-- To do --
Reply with one number: the count of lines in the data that hold the string "representative".

-- Source data --
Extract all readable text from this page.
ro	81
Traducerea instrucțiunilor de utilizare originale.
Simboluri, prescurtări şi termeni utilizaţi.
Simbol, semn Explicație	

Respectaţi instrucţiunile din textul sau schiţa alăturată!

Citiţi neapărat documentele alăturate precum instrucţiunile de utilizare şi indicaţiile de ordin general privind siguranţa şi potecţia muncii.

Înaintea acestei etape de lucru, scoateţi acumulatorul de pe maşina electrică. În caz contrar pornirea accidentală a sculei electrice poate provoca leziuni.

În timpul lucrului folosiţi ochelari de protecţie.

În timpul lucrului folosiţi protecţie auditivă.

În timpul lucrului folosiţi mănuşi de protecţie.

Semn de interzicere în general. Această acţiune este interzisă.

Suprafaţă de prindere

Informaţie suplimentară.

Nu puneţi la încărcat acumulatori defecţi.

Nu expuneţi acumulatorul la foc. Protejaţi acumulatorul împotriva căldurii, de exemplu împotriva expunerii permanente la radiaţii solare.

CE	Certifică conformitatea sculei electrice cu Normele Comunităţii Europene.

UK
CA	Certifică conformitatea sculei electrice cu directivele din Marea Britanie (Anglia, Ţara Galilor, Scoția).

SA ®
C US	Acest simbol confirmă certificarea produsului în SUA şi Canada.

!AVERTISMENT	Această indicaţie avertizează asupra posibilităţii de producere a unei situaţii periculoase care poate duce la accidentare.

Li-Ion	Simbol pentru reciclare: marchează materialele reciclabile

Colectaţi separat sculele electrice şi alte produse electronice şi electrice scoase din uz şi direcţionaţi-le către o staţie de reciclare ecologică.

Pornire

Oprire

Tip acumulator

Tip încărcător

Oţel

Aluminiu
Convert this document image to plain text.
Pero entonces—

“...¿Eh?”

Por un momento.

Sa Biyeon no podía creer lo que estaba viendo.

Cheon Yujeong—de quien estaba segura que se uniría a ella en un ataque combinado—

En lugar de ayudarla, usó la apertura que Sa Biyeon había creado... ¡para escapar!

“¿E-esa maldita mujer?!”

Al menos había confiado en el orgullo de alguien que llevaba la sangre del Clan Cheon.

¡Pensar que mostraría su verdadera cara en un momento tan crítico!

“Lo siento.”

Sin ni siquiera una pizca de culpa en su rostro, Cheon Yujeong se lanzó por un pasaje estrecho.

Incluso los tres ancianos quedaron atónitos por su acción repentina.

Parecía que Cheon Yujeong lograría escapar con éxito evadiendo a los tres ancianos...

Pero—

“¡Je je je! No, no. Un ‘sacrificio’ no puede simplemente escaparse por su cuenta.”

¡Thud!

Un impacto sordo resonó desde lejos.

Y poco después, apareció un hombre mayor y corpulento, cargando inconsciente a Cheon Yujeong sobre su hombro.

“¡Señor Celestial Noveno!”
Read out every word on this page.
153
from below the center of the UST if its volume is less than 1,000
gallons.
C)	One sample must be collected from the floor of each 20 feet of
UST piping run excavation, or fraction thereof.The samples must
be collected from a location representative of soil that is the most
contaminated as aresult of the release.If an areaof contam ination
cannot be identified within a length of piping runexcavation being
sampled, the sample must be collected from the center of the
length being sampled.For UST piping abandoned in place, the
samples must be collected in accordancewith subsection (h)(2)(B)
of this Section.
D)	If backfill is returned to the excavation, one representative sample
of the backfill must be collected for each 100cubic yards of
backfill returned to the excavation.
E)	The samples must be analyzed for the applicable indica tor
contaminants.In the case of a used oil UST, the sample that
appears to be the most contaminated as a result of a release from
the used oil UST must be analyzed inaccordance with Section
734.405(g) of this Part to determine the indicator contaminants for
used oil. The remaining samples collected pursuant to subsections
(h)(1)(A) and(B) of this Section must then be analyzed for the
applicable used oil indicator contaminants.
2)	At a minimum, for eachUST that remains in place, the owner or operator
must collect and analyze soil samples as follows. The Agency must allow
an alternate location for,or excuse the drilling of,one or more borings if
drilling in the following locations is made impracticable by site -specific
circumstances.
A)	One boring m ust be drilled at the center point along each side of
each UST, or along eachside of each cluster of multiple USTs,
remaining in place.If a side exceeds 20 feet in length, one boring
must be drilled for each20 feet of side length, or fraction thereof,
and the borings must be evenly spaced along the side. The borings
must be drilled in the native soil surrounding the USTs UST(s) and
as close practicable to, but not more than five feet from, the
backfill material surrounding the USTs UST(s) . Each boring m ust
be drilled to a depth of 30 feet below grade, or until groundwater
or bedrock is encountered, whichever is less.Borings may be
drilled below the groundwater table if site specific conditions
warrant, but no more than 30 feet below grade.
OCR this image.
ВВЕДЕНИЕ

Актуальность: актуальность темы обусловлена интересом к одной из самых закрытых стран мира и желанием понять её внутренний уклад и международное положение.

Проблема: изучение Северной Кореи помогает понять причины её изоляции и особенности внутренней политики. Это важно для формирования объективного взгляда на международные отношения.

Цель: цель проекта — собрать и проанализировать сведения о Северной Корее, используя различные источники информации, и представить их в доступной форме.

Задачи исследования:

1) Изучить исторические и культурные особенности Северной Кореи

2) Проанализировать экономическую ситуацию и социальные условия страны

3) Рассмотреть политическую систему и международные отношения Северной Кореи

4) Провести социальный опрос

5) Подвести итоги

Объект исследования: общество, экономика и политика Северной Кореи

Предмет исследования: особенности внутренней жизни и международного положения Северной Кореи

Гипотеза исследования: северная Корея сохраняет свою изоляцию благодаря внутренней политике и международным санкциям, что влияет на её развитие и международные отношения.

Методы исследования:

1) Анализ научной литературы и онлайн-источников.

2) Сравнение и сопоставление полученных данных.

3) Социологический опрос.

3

-- Final answer --
2